Written instruction ▸ Quote the data below in full, please, without altering anything.

Material for the task ▸
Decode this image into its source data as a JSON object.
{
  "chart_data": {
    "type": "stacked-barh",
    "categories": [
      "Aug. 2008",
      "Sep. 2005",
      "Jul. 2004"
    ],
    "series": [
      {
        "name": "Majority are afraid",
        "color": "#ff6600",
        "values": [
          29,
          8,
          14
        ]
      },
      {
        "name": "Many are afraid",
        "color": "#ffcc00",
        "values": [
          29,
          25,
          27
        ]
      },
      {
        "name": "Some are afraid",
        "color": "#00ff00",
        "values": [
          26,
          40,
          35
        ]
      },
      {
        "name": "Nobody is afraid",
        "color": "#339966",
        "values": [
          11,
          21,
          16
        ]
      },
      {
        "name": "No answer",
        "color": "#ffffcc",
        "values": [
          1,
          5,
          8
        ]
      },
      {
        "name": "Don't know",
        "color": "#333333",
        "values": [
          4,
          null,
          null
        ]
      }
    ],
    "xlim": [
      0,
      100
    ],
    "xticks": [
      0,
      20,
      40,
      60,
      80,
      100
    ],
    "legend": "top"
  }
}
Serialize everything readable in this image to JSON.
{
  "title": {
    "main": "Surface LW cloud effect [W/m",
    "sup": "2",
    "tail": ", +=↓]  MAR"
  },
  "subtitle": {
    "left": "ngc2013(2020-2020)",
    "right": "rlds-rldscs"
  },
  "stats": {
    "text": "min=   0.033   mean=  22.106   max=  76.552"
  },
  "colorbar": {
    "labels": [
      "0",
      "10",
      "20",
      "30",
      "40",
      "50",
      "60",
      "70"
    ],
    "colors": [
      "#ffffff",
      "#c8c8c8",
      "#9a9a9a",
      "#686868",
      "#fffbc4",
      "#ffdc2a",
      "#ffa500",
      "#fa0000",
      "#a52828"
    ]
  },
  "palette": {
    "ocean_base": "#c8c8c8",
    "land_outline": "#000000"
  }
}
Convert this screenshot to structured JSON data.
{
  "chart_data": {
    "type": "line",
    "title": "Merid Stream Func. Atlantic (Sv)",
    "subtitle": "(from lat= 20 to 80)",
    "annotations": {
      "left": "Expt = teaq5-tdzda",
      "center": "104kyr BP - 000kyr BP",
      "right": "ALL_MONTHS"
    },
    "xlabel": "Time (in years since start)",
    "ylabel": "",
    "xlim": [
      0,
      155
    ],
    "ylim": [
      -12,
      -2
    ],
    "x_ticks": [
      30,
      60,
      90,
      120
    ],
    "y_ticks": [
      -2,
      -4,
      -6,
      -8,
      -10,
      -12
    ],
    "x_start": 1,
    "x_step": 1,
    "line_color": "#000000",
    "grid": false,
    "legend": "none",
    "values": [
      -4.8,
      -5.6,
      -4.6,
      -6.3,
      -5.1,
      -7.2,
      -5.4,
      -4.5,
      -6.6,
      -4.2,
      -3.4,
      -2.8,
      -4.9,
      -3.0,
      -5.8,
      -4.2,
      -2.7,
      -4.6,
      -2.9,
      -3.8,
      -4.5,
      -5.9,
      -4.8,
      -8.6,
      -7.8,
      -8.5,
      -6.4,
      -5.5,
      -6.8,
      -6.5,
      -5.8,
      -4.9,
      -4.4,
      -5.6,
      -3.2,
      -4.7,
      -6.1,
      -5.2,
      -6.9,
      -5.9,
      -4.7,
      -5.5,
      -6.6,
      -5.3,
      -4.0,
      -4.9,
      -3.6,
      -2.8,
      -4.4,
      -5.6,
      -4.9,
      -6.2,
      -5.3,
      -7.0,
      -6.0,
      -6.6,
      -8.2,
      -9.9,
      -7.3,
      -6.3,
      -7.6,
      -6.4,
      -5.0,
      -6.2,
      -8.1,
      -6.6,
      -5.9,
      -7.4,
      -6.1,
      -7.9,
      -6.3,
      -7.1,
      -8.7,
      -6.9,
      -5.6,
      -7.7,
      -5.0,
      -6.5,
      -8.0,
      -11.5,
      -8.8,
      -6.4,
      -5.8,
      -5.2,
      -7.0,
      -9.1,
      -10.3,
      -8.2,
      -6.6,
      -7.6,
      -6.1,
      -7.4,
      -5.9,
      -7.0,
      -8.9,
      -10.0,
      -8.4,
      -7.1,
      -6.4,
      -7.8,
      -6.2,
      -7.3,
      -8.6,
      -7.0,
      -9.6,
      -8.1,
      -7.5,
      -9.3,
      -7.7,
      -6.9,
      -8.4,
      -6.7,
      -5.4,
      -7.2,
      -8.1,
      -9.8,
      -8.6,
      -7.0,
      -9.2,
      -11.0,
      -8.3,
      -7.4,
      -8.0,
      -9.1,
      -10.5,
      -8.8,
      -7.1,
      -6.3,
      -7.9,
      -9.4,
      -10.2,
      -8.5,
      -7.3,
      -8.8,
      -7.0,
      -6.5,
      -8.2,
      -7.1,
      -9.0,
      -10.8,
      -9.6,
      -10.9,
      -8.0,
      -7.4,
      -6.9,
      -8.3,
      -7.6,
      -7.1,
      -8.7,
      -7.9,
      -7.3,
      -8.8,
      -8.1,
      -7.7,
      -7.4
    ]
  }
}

Answer to the exercise ▸
Decode this image into its source data as a JSON object.
{
  "chart_data": {
    "type": "stacked-barh",
    "categories": [
      "Aug. 2008",
      "Sep. 2005",
      "Jul. 2004"
    ],
    "series": [
      {
        "name": "Majority are afraid",
        "color": "#ff6600",
        "values": [
          29,
          8,
          14
        ]
      },
      {
        "name": "Many are afraid",
        "color": "#ffcc00",
        "values": [
          29,
          25,
          27
        ]
      },
      {
        "name": "Some are afraid",
        "color": "#00ff00",
        "values": [
          26,
          40,
          35
        ]
      },
      {
        "name": "Nobody is afraid",
        "color": "#339966",
        "values": [
          11,
          21,
          16
        ]
      },
      {
        "name": "No answer",
        "color": "#ffffcc",
        "values": [
          1,
          5,
          8
        ]
      },
      {
        "name": "Don't know",
        "color": "#333333",
        "values": [
          4,
          null,
          null
        ]
      }
    ],
    "xlim": [
      0,
      100
    ],
    "xticks": [
      0,
      20,
      40,
      60,
      80,
      100
    ],
    "legend": "top"
  }
}
Serialize everything readable in this image to JSON.
{
  "title": {
    "main": "Surface LW cloud effect [W/m",
    "sup": "2",
    "tail": ", +=↓]  MAR"
  },
  "subtitle": {
    "left": "ngc2013(2020-2020)",
    "right": "rlds-rldscs"
  },
  "stats": {
    "text": "min=   0.033   mean=  22.106   max=  76.552"
  },
  "colorbar": {
    "labels": [
      "0",
      "10",
      "20",
      "30",
      "40",
      "50",
      "60",
      "70"
    ],
    "colors": [
      "#ffffff",
      "#c8c8c8",
      "#9a9a9a",
      "#686868",
      "#fffbc4",
      "#ffdc2a",
      "#ffa500",
      "#fa0000",
      "#a52828"
    ]
  },
  "palette": {
    "ocean_base": "#c8c8c8",
    "land_outline": "#000000"
  }
}
Convert this screenshot to structured JSON data.
{
  "chart_data": {
    "type": "line",
    "title": "Merid Stream Func. Atlantic (Sv)",
    "subtitle": "(from lat= 20 to 80)",
    "annotations": {
      "left": "Expt = teaq5-tdzda",
      "center": "104kyr BP - 000kyr BP",
      "right": "ALL_MONTHS"
    },
    "xlabel": "Time (in years since start)",
    "ylabel": "",
    "xlim": [
      0,
      155
    ],
    "ylim": [
      -12,
      -2
    ],
    "x_ticks": [
      30,
      60,
      90,
      120
    ],
    "y_ticks": [
      -2,
      -4,
      -6,
      -8,
      -10,
      -12
    ],
    "x_start": 1,
    "x_step": 1,
    "line_color": "#000000",
    "grid": false,
    "legend": "none",
    "values": [
      -4.8,
      -5.6,
      -4.6,
      -6.3,
      -5.1,
      -7.2,
      -5.4,
      -4.5,
      -6.6,
      -4.2,
      -3.4,
      -2.8,
      -4.9,
      -3.0,
      -5.8,
      -4.2,
      -2.7,
      -4.6,
      -2.9,
      -3.8,
      -4.5,
      -5.9,
      -4.8,
      -8.6,
      -7.8,
      -8.5,
      -6.4,
      -5.5,
      -6.8,
      -6.5,
      -5.8,
      -4.9,
      -4.4,
      -5.6,
      -3.2,
      -4.7,
      -6.1,
      -5.2,
      -6.9,
      -5.9,
      -4.7,
      -5.5,
      -6.6,
      -5.3,
      -4.0,
      -4.9,
      -3.6,
      -2.8,
      -4.4,
      -5.6,
      -4.9,
      -6.2,
      -5.3,
      -7.0,
      -6.0,
      -6.6,
      -8.2,
      -9.9,
      -7.3,
      -6.3,
      -7.6,
      -6.4,
      -5.0,
      -6.2,
      -8.1,
      -6.6,
      -5.9,
      -7.4,
      -6.1,
      -7.9,
      -6.3,
      -7.1,
      -8.7,
      -6.9,
      -5.6,
      -7.7,
      -5.0,
      -6.5,
      -8.0,
      -11.5,
      -8.8,
      -6.4,
      -5.8,
      -5.2,
      -7.0,
      -9.1,
      -10.3,
      -8.2,
      -6.6,
      -7.6,
      -6.1,
      -7.4,
      -5.9,
      -7.0,
      -8.9,
      -10.0,
      -8.4,
      -7.1,
      -6.4,
      -7.8,
      -6.2,
      -7.3,
      -8.6,
      -7.0,
      -9.6,
      -8.1,
      -7.5,
      -9.3,
      -7.7,
      -6.9,
      -8.4,
      -6.7,
      -5.4,
      -7.2,
      -8.1,
      -9.8,
      -8.6,
      -7.0,
      -9.2,
      -11.0,
      -8.3,
      -7.4,
      -8.0,
      -9.1,
      -10.5,
      -8.8,
      -7.1,
      -6.3,
      -7.9,
      -9.4,
      -10.2,
      -8.5,
      -7.3,
      -8.8,
      -7.0,
      -6.5,
      -8.2,
      -7.1,
      -9.0,
      -10.8,
      -9.6,
      -10.9,
      -8.0,
      -7.4,
      -6.9,
      -8.3,
      -7.6,
      -7.1,
      -8.7,
      -7.9,
      -7.3,
      -8.8,
      -8.1,
      -7.7,
      -7.4
    ]
  }
}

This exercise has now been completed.